▸ **TASK DETAILS**
Would you please copy each line below that includes the string "binding"?

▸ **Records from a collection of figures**

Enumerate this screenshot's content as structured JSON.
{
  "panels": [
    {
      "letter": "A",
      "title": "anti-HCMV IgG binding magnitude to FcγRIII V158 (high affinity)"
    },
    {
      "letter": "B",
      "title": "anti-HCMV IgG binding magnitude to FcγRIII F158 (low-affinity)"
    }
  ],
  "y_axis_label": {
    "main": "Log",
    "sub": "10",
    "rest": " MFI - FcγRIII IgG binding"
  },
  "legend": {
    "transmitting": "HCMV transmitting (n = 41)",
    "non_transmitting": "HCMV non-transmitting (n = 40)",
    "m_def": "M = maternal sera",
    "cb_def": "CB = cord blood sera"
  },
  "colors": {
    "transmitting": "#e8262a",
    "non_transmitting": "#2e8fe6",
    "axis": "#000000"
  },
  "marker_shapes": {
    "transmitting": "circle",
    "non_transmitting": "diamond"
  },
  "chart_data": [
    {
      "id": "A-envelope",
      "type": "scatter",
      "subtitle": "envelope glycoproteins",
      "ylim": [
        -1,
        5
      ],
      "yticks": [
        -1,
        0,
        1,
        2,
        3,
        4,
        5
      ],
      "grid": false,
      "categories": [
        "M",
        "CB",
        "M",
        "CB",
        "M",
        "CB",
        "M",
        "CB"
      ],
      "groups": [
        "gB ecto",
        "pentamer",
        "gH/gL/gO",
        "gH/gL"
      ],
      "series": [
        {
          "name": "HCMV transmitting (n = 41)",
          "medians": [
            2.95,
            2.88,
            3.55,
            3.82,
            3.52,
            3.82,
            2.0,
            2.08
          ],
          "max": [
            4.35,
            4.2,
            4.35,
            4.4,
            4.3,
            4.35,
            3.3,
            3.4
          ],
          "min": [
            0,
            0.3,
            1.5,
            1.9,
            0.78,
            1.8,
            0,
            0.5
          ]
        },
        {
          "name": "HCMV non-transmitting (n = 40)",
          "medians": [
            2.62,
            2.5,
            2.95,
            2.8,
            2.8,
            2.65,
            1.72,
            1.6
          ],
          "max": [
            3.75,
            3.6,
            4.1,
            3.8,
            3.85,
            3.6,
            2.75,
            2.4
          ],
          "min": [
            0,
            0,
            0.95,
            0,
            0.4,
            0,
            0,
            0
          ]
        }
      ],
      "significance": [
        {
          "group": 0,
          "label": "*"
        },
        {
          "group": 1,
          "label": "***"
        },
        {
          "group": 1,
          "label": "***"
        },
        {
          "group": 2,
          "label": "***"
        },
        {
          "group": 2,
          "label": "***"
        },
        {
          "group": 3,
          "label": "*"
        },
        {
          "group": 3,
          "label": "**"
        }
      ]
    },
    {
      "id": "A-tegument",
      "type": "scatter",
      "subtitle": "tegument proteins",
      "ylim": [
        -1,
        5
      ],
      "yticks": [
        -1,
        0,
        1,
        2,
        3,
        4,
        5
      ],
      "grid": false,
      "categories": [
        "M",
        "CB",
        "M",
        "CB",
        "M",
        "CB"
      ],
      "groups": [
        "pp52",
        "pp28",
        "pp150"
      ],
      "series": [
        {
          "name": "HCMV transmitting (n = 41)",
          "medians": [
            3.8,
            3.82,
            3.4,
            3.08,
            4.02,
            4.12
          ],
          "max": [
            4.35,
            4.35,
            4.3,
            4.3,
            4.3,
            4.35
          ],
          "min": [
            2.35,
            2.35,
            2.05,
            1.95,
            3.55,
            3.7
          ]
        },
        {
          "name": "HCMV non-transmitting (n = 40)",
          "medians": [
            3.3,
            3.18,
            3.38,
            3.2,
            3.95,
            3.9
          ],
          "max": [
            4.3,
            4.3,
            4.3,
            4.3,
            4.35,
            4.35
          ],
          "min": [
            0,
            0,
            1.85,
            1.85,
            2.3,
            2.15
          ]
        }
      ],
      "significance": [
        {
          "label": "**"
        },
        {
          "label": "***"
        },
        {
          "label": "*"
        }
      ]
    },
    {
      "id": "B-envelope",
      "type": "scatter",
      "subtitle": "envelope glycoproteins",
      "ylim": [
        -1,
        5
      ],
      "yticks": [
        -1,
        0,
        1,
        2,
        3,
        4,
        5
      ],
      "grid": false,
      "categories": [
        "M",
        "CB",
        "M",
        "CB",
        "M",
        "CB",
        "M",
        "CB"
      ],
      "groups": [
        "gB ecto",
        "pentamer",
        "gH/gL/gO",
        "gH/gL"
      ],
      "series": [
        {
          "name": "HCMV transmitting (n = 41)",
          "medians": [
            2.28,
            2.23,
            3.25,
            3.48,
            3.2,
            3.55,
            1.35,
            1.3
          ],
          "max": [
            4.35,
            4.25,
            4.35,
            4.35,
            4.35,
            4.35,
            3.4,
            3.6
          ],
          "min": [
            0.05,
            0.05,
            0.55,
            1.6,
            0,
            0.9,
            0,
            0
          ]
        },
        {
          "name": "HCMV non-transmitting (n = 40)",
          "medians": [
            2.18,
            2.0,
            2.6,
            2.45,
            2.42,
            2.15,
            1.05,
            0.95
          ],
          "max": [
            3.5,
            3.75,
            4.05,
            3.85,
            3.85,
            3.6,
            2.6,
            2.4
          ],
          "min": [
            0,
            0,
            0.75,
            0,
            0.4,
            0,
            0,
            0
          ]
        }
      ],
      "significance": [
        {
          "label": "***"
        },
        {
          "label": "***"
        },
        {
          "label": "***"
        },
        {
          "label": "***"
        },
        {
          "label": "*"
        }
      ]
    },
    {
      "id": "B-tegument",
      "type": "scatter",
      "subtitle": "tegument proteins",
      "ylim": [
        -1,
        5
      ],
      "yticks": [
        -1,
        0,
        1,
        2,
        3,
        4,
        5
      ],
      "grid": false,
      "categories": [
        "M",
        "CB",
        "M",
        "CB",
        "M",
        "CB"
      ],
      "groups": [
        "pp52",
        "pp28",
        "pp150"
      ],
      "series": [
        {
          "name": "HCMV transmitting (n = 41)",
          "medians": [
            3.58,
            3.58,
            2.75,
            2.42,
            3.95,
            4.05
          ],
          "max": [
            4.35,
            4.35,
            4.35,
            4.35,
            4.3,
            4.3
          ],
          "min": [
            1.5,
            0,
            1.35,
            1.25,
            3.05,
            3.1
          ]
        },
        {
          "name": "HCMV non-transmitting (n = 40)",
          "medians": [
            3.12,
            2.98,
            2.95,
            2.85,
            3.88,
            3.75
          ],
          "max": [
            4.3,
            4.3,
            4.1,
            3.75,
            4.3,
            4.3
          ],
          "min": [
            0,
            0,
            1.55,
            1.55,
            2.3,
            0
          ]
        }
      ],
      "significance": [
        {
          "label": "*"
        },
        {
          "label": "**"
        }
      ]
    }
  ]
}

▸ **OUTPUT BELOW**
      "title": "anti-HCMV IgG binding magnitude to FcγRIII V158 (high affinity)"
      "title": "anti-HCMV IgG binding magnitude to FcγRIII F158 (low-affinity)"
    "rest": " MFI - FcγRIII IgG binding"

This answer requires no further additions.